#### [What you are asked to do]
Scan the data for "Контроль" and copy the lines it appears in.

#### [Dataset excerpts]
________________________________________
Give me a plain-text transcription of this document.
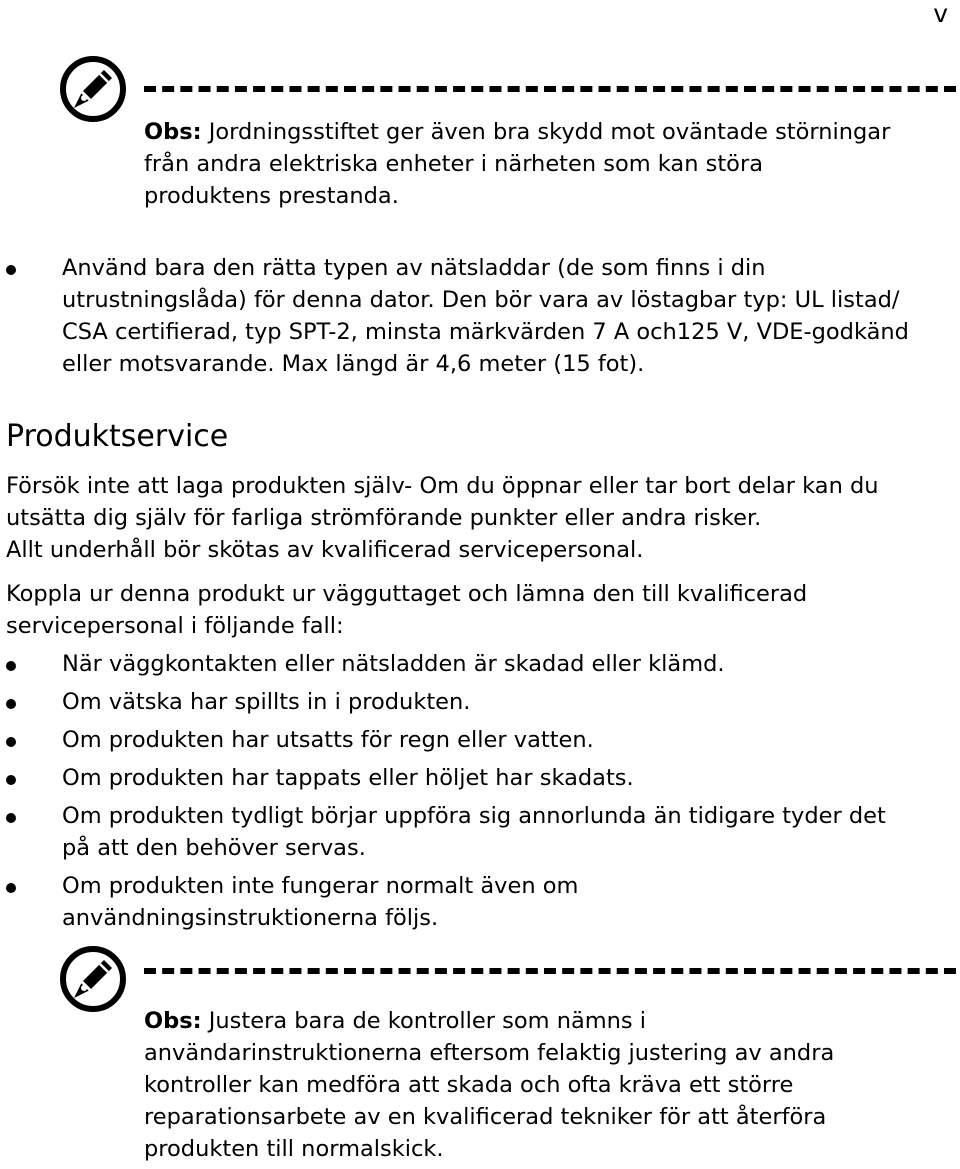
v
Obs: Jordningsstiftet ger även bra skydd mot oväntade störningar
från andra elektriska enheter i närheten som kan störa
produktens prestanda.
Använd bara den rätta typen av nätsladdar (de som finns i din
utrustningslåda) för denna dator. Den bör vara av löstagbar typ: UL listad/
CSA certifierad, typ SPT-2, minsta märkvärden 7 A och125 V, VDE-godkänd
eller motsvarande. Max längd är 4,6 meter (15 fot).
Produktservice
Försök inte att laga produkten själv- Om du öppnar eller tar bort delar kan du
utsätta dig själv för farliga strömförande punkter eller andra risker.
Allt underhåll bör skötas av kvalificerad servicepersonal.
Koppla ur denna produkt ur vägguttaget och lämna den till kvalificerad
servicepersonal i följande fall:
När väggkontakten eller nätsladden är skadad eller klämd.
Om vätska har spillts in i produkten.
Om produkten har utsatts för regn eller vatten.
Om produkten har tappats eller höljet har skadats.
Om produkten tydligt börjar uppföra sig annorlunda än tidigare tyder det
på att den behöver servas.
Om produkten inte fungerar normalt även om
användningsinstruktionerna följs.
Obs: Justera bara de kontroller som nämns i
användarinstruktionerna eftersom felaktig justering av andra
kontroller kan medföra att skada och ofta kräva ett större
reparationsarbete av en kvalificerad tekniker för att återföra
produkten till normalskick.
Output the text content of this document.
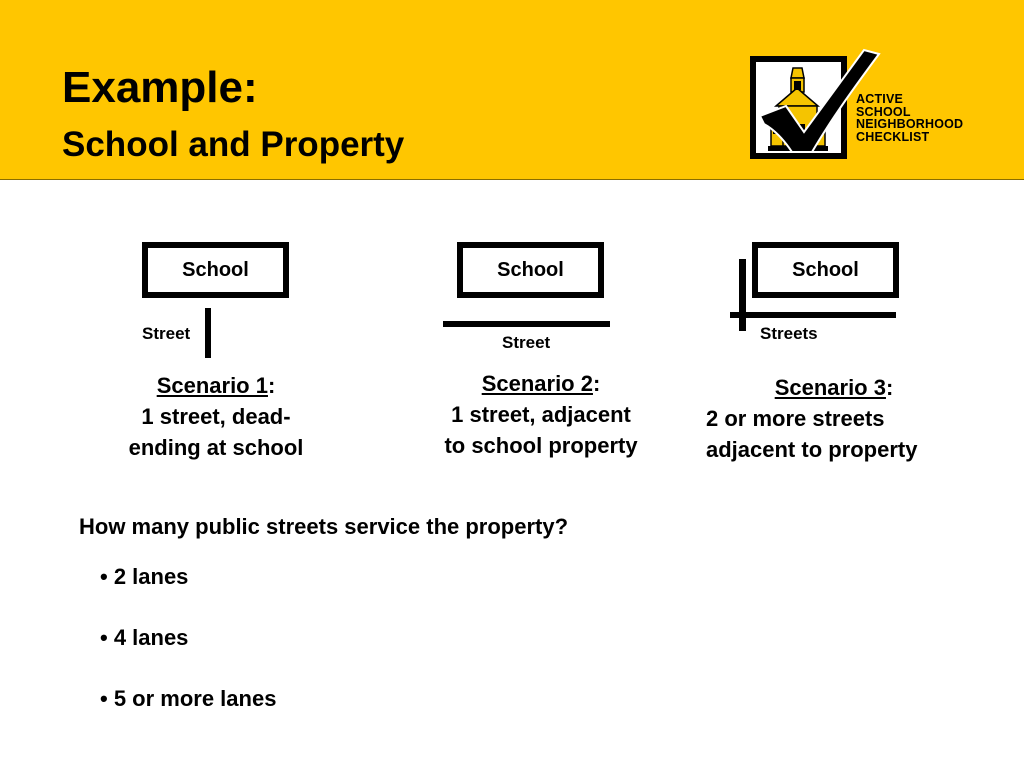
Example:
School and Property
ACTIVE
SCHOOL
NEIGHBORHOOD
CHECKLIST
School
Street
School
Street
School
Streets
Scenario 1:
1 street, dead-
ending at school
Scenario 2:
1 street, adjacent
to school property
Scenario 3:
2 or more streets
adjacent to property
How many public streets service the property?
• 2 lanes
• 4 lanes
• 5 or more lanes
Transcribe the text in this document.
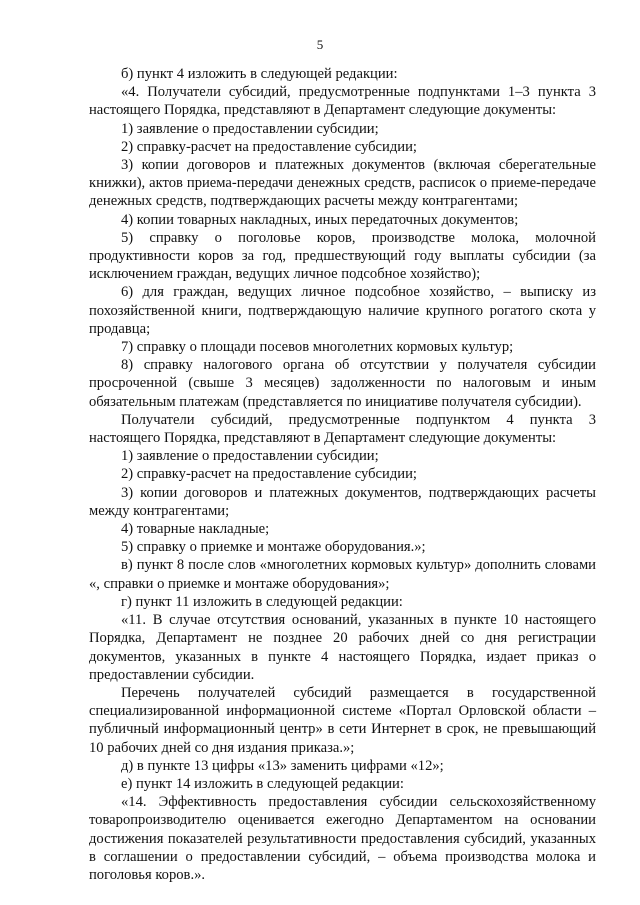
5

б) пункт 4 изложить в следующей редакции:

«4. Получатели субсидий, предусмотренные подпунктами 1–3 пункта 3 настоящего Порядка, представляют в Департамент следующие документы:

1) заявление о предоставлении субсидии;

2) справку-расчет на предоставление субсидии;

3) копии договоров и платежных документов (включая сберегательные книжки), актов приема-передачи денежных средств, расписок о приеме-передаче денежных средств, подтверждающих расчеты между контрагентами;

4) копии товарных накладных, иных передаточных документов;

5) справку о поголовье коров, производстве молока, молочной продуктивности коров за год, предшествующий году выплаты субсидии (за исключением граждан, ведущих личное подсобное хозяйство);

6) для граждан, ведущих личное подсобное хозяйство, – выписку из похозяйственной книги, подтверждающую наличие крупного рогатого скота у продавца;

7) справку о площади посевов многолетних кормовых культур;

8) справку налогового органа об отсутствии у получателя субсидии просроченной (свыше 3 месяцев) задолженности по налоговым и иным обязательным платежам (представляется по инициативе получателя субсидии).

Получатели субсидий, предусмотренные подпунктом 4 пункта 3 настоящего Порядка, представляют в Департамент следующие документы:

1) заявление о предоставлении субсидии;

2) справку-расчет на предоставление субсидии;

3) копии договоров и платежных документов, подтверждающих расчеты между контрагентами;

4) товарные накладные;

5) справку о приемке и монтаже оборудования.»;

в) пункт 8 после слов «многолетних кормовых культур» дополнить словами «, справки о приемке и монтаже оборудования»;

г) пункт 11 изложить в следующей редакции:

«11. В случае отсутствия оснований, указанных в пункте 10 настоящего Порядка, Департамент не позднее 20 рабочих дней со дня регистрации документов, указанных в пункте 4 настоящего Порядка, издает приказ о предоставлении субсидии.

Перечень получателей субсидий размещается в государственной специализированной информационной системе «Портал Орловской области – публичный информационный центр» в сети Интернет в срок, не превышающий 10 рабочих дней со дня издания приказа.»;

д) в пункте 13 цифры «13» заменить цифрами «12»;

е) пункт 14 изложить в следующей редакции:

«14. Эффективность предоставления субсидии сельскохозяйственному товаропроизводителю оценивается ежегодно Департаментом на основании достижения показателей результативности предоставления субсидий, указанных в соглашении о предоставлении субсидий, – объема производства молока и поголовья коров.».
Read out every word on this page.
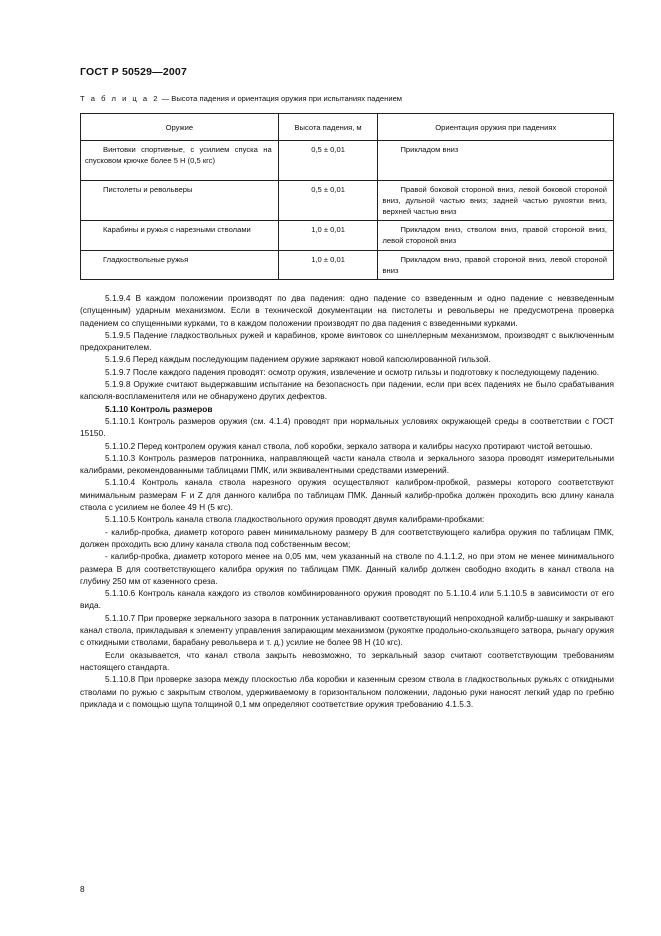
ГОСТ Р 50529—2007
Т а б л и ц а 2 — Высота падения и ориентация оружия при испытаниях падением
Оружие	Высота падения, м	Ориентация оружия при падениях
Винтовки спортивные, с усилием спуска на спусковом крючке более 5 Н (0,5 кгс)	0,5 ± 0,01	Прикладом вниз
Пистолеты и револьверы	0,5 ± 0,01	Правой боковой стороной вниз, левой боковой стороной вниз, дульной частью вниз; задней частью рукоятки вниз, верхней частью вниз
Карабины и ружья с нарезными стволами	1,0 ± 0,01	Прикладом вниз, стволом вниз, правой стороной вниз, левой стороной вниз
Гладкоствольные ружья	1,0 ± 0,01	Прикладом вниз, правой стороной вниз, левой стороной вниз

5.1.9.4 В каждом положении производят по два падения: одно падение со взведенным и одно падение с невзведенным (спущенным) ударным механизмом. Если в технической документации на пистолеты и револьверы не предусмотрена проверка падением со спущенными курками, то в каждом положении производят по два падения с взведенными курками.

5.1.9.5 Падение гладкоствольных ружей и карабинов, кроме винтовок со шнеллерным механизмом, производят с выключенным предохранителем.

5.1.9.6 Перед каждым последующим падением оружие заряжают новой капсюлированной гильзой.

5.1.9.7 После каждого падения проводят: осмотр оружия, извлечение и осмотр гильзы и подготовку к последующему падению.

5.1.9.8 Оружие считают выдержавшим испытание на безопасность при падении, если при всех падениях не было срабатывания капсюля-воспламенителя или не обнаружено других дефектов.

5.1.10 Контроль размеров

5.1.10.1 Контроль размеров оружия (см. 4.1.4) проводят при нормальных условиях окружающей среды в соответствии с ГОСТ 15150.

5.1.10.2 Перед контролем оружия канал ствола, лоб коробки, зеркало затвора и калибры насухо протирают чистой ветошью.

5.1.10.3 Контроль размеров патронника, направляющей части канала ствола и зеркального зазора проводят измерительными калибрами, рекомендованными таблицами ПМК, или эквивалентными средствами измерений.

5.1.10.4 Контроль канала ствола нарезного оружия осуществляют калибром-пробкой, размеры которого соответствуют минимальным размерам F и Z для данного калибра по таблицам ПМК. Данный калибр-пробка должен проходить всю длину канала ствола с усилием не более 49 Н (5 кгс).

5.1.10.5 Контроль канала ствола гладкоствольного оружия проводят двумя калибрами-пробками:

- калибр-пробка, диаметр которого равен минимальному размеру B для соответствующего калибра оружия по таблицам ПМК, должен проходить всю длину канала ствола под собственным весом;

- калибр-пробка, диаметр которого менее на 0,05 мм, чем указанный на стволе по 4.1.1.2, но при этом не менее минимального размера B для соответствующего калибра оружия по таблицам ПМК. Данный калибр должен свободно входить в канал ствола на глубину 250 мм от казенного среза.

5.1.10.6 Контроль канала каждого из стволов комбинированного оружия проводят по 5.1.10.4 или 5.1.10.5 в зависимости от его вида.

5.1.10.7 При проверке зеркального зазора в патронник устанавливают соответствующий непроходной калибр-шашку и закрывают канал ствола, прикладывая к элементу управления запирающим механизмом (рукоятке продольно-скользящего затвора, рычагу оружия с откидными стволами, барабану револьвера и т. д.) усилие не более 98 Н (10 кгс).

Если оказывается, что канал ствола закрыть невозможно, то зеркальный зазор считают соответствующим требованиям настоящего стандарта.

5.1.10.8 При проверке зазора между плоскостью лба коробки и казенным срезом ствола в гладкоствольных ружьях с откидными стволами по ружью с закрытым стволом, удерживаемому в горизонтальном положении, ладонью руки наносят легкий удар по гребню приклада и с помощью щупа толщиной 0,1 мм определяют соответствие оружия требованию 4.1.5.3.

8
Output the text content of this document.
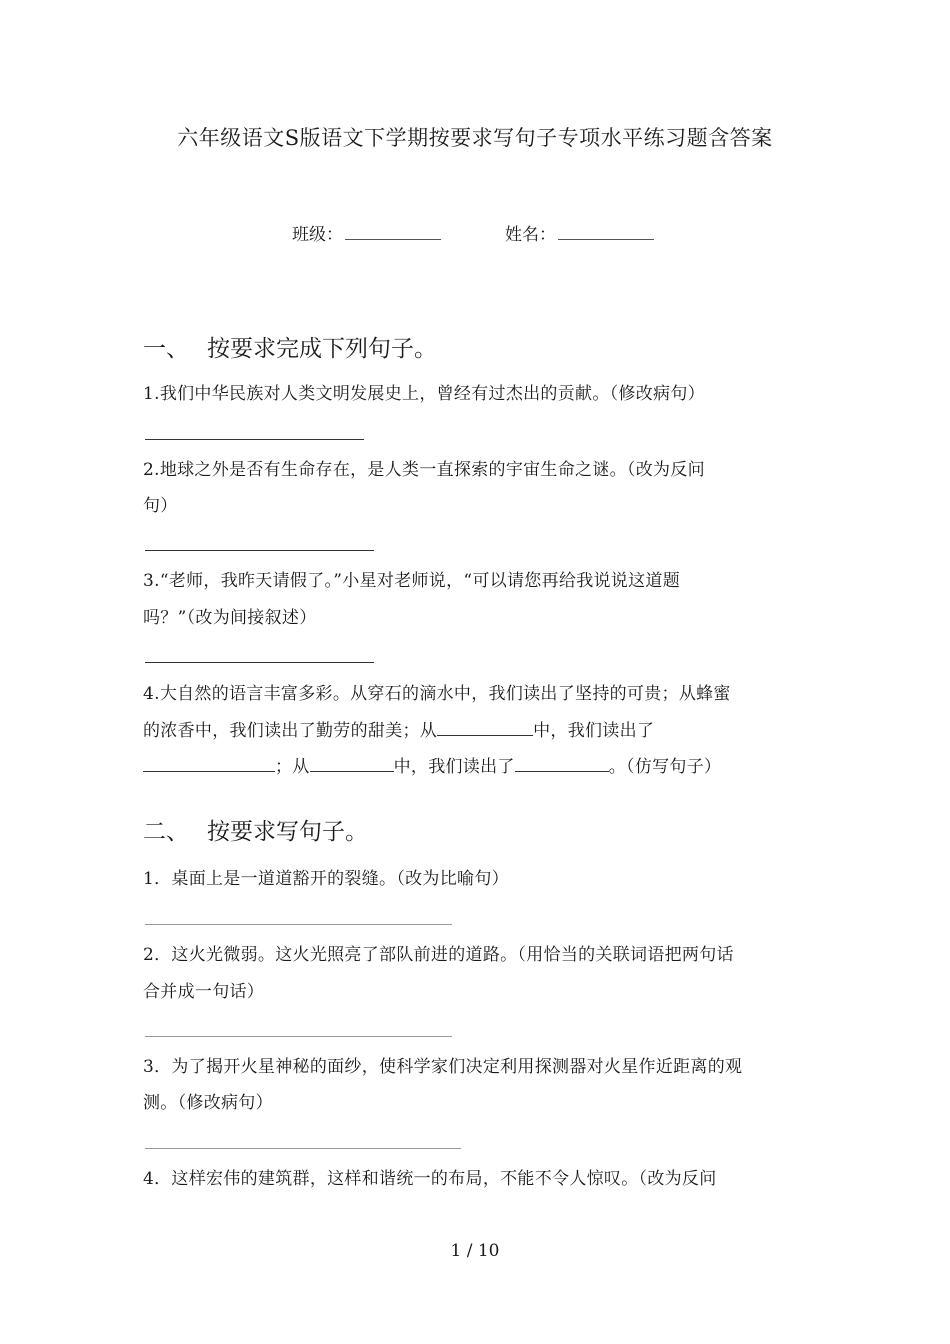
六年级语文S版语文下学期按要求写句子专项水平练习题含答案
班级：	姓名：
一、 按要求完成下列句子。
1.我们中华民族对人类文明发展史上，曾经有过杰出的贡献。（修改病句）
2.地球之外是否有生命存在，是人类一直探索的宇宙生命之谜。（改为反问
句）
3.“老师，我昨天请假了。”小星对老师说，“可以请您再给我说说这道题
吗？”（改为间接叙述）
4.大自然的语言丰富多彩。从穿石的滴水中，我们读出了坚持的可贵；从蜂蜜
的浓香中，我们读出了勤劳的甜美；从	中，我们读出了
；从	中，我们读出了	。（仿写句子）
二、 按要求写句子。
1．桌面上是一道道豁开的裂缝。（改为比喻句）
2．这火光微弱。这火光照亮了部队前进的道路。（用恰当的关联词语把两句话
合并成一句话）
3．为了揭开火星神秘的面纱，使科学家们决定利用探测器对火星作近距离的观
测。（修改病句）
4．这样宏伟的建筑群，这样和谐统一的布局，不能不令人惊叹。（改为反问
1 / 10
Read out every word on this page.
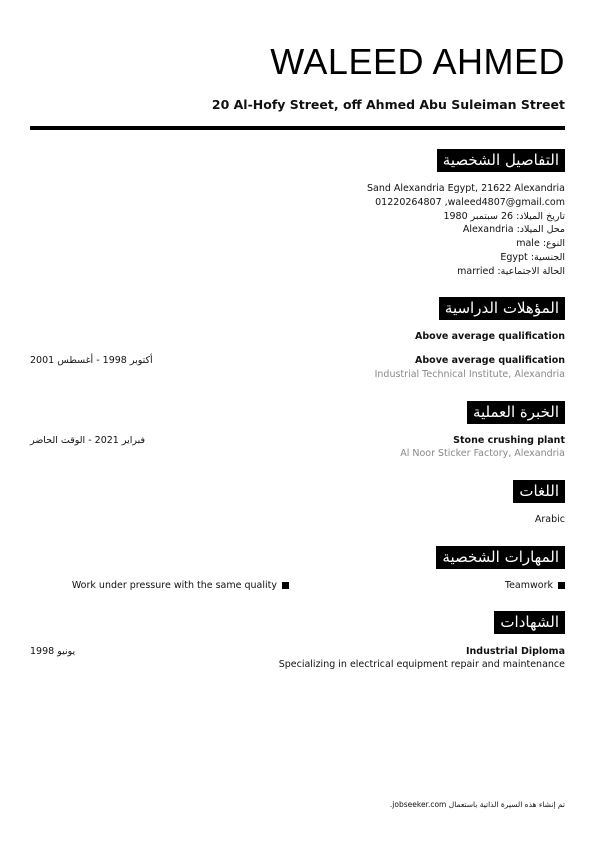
WALEED AHMED
20 Al-Hofy Street, off Ahmed Abu Suleiman Street
التفاصيل الشخصية
Sand Alexandria Egypt, 21622 Alexandria
01220264807 ,waleed4807@gmail.com
تاريخ الميلاد: 26 سبتمبر 1980
محل الميلاد: Alexandria
النوع: male
الجنسية: Egypt
الحالة الاجتماعية: married
المؤهلات الدراسية
Above average qualification
Above average qualification
أكتوبر 1998 - أغسطس 2001
Industrial Technical Institute, Alexandria
الخبرة العملية
Stone crushing plant
فبراير 2021 - الوقت الحاضر
Al Noor Sticker Factory, Alexandria
اللغات
Arabic
المهارات الشخصية
Teamwork
Work under pressure with the same quality
الشهادات
Industrial Diploma
يونيو 1998
Specializing in electrical equipment repair and maintenance
تم إنشاء هذه السيرة الذاتية باستعمال jobseeker.com.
________________________________________
#### [Correct output]
5.1.10 Контроль размеров
5.1.10.1 Контроль размеров оружия (см. 4.1.4) проводят при нормальных условиях окружающей среды в соответствии с ГОСТ 15150.
5.1.10.3 Контроль размеров патронника, направляющей части канала ствола и зеркального зазора проводят измерительными калибрами, рекомендованными таблицами ПМК, или эквивалентными средствами измерений.
5.1.10.4 Контроль канала ствола нарезного оружия осуществляют калибром-пробкой, размеры которого соответствуют минимальным размерам F и Z для данного калибра по таблицам ПМК. Данный калибр-пробка должен проходить всю длину канала ствола с усилием не более 49 Н (5 кгс).
5.1.10.5 Контроль канала ствола гладкоствольного оружия проводят двумя калибрами-пробками:
5.1.10.6 Контроль канала каждого из стволов комбинированного оружия проводят по 5.1.10.4 или 5.1.10.5 в зависимости от его вида.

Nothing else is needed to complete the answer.